** Start of Provided data **

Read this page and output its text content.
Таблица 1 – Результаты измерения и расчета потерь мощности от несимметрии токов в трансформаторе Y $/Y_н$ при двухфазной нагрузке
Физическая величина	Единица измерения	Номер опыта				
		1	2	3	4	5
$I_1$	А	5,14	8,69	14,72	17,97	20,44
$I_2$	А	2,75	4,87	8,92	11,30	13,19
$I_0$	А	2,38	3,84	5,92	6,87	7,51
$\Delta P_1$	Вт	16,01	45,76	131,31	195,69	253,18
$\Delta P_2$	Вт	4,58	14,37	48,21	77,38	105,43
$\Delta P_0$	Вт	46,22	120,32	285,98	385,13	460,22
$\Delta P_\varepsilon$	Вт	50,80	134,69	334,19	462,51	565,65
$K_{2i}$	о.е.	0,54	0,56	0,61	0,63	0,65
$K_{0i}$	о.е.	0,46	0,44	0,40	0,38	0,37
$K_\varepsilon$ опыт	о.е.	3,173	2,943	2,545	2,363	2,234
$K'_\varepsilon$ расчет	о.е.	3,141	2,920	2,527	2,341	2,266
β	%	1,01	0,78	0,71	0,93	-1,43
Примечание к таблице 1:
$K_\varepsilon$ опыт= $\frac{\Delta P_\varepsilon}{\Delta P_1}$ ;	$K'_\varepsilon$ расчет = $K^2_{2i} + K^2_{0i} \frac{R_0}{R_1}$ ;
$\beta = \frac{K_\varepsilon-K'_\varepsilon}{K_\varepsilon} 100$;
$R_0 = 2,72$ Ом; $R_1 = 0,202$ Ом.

** End of Provided data **

*Goal*
Write out the full listing exactly as given.

*Response below*
Read this page and output its text content.
Таблица 1 – Результаты измерения и расчета потерь мощности от несимметрии токов в трансформаторе Y $/Y_н$ при двухфазной нагрузке
Физическая величина	Единица измерения	Номер опыта				
		1	2	3	4	5
$I_1$	А	5,14	8,69	14,72	17,97	20,44
$I_2$	А	2,75	4,87	8,92	11,30	13,19
$I_0$	А	2,38	3,84	5,92	6,87	7,51
$\Delta P_1$	Вт	16,01	45,76	131,31	195,69	253,18
$\Delta P_2$	Вт	4,58	14,37	48,21	77,38	105,43
$\Delta P_0$	Вт	46,22	120,32	285,98	385,13	460,22
$\Delta P_\varepsilon$	Вт	50,80	134,69	334,19	462,51	565,65
$K_{2i}$	о.е.	0,54	0,56	0,61	0,63	0,65
$K_{0i}$	о.е.	0,46	0,44	0,40	0,38	0,37
$K_\varepsilon$ опыт	о.е.	3,173	2,943	2,545	2,363	2,234
$K'_\varepsilon$ расчет	о.е.	3,141	2,920	2,527	2,341	2,266
β	%	1,01	0,78	0,71	0,93	-1,43
Примечание к таблице 1:
$K_\varepsilon$ опыт= $\frac{\Delta P_\varepsilon}{\Delta P_1}$ ;	$K'_\varepsilon$ расчет = $K^2_{2i} + K^2_{0i} \frac{R_0}{R_1}$ ;
$\beta = \frac{K_\varepsilon-K'_\varepsilon}{K_\varepsilon} 100$;
$R_0 = 2,72$ Ом; $R_1 = 0,202$ Ом.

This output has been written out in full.